◆ Short exercise
Strip the pictures and reproduce the rest of the listing exactly.

_ _ _ _ _

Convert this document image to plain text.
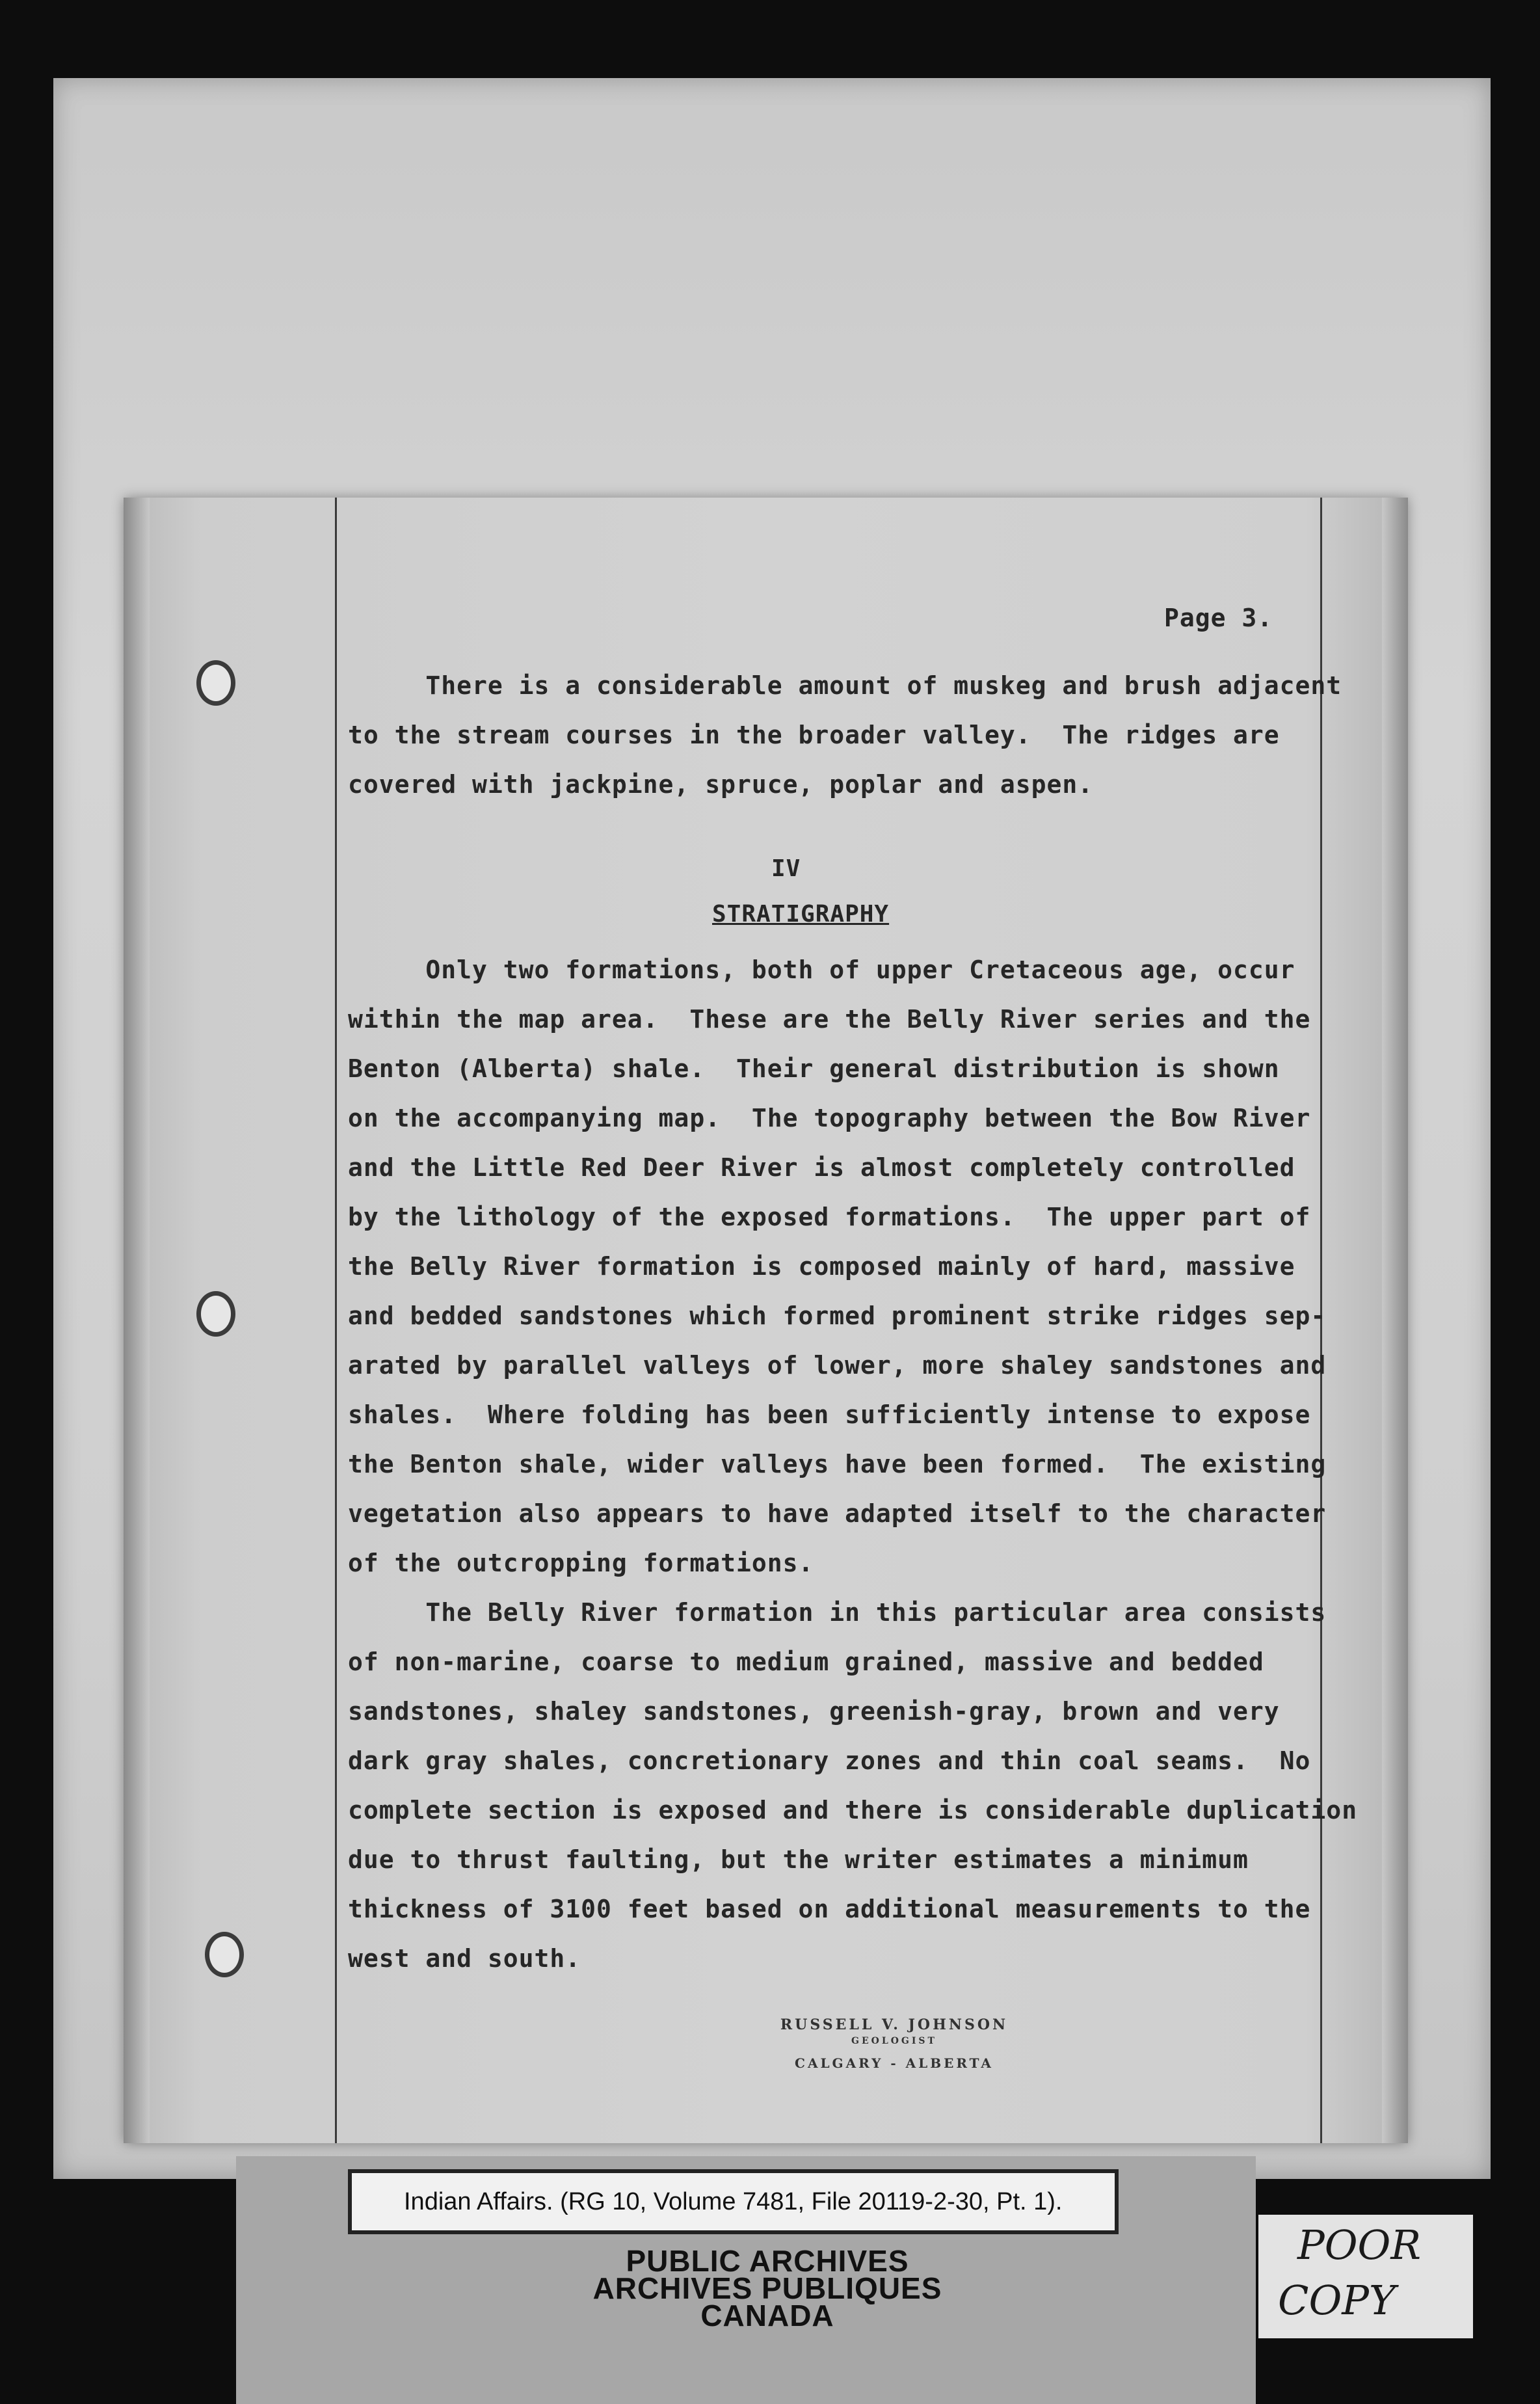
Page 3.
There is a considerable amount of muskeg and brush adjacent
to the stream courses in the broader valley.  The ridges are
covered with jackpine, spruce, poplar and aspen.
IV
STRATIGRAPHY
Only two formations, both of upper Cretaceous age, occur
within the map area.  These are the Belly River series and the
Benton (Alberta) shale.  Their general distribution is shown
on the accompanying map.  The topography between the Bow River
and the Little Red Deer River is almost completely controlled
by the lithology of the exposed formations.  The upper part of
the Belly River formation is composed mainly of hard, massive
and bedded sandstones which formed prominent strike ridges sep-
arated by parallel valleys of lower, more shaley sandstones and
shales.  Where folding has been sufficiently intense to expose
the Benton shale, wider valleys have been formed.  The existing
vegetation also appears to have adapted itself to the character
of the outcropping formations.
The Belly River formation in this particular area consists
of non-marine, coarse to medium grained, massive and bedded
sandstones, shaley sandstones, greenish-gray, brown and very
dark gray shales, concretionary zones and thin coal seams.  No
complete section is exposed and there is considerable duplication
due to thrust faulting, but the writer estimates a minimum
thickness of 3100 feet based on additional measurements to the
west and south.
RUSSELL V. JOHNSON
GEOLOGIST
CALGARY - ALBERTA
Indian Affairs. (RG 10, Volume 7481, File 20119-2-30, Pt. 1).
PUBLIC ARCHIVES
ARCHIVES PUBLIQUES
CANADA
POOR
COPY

_ _ _ _ _

◆ Exercise answer
Convert this document image to plain text.
Page 3.
There is a considerable amount of muskeg and brush adjacent
to the stream courses in the broader valley.  The ridges are
covered with jackpine, spruce, poplar and aspen.
IV
STRATIGRAPHY
Only two formations, both of upper Cretaceous age, occur
within the map area.  These are the Belly River series and the
Benton (Alberta) shale.  Their general distribution is shown
on the accompanying map.  The topography between the Bow River
and the Little Red Deer River is almost completely controlled
by the lithology of the exposed formations.  The upper part of
the Belly River formation is composed mainly of hard, massive
and bedded sandstones which formed prominent strike ridges sep-
arated by parallel valleys of lower, more shaley sandstones and
shales.  Where folding has been sufficiently intense to expose
the Benton shale, wider valleys have been formed.  The existing
vegetation also appears to have adapted itself to the character
of the outcropping formations.
The Belly River formation in this particular area consists
of non-marine, coarse to medium grained, massive and bedded
sandstones, shaley sandstones, greenish-gray, brown and very
dark gray shales, concretionary zones and thin coal seams.  No
complete section is exposed and there is considerable duplication
due to thrust faulting, but the writer estimates a minimum
thickness of 3100 feet based on additional measurements to the
west and south.
RUSSELL V. JOHNSON
GEOLOGIST
CALGARY - ALBERTA
Indian Affairs. (RG 10, Volume 7481, File 20119-2-30, Pt. 1).
PUBLIC ARCHIVES
ARCHIVES PUBLIQUES
CANADA
POOR
COPY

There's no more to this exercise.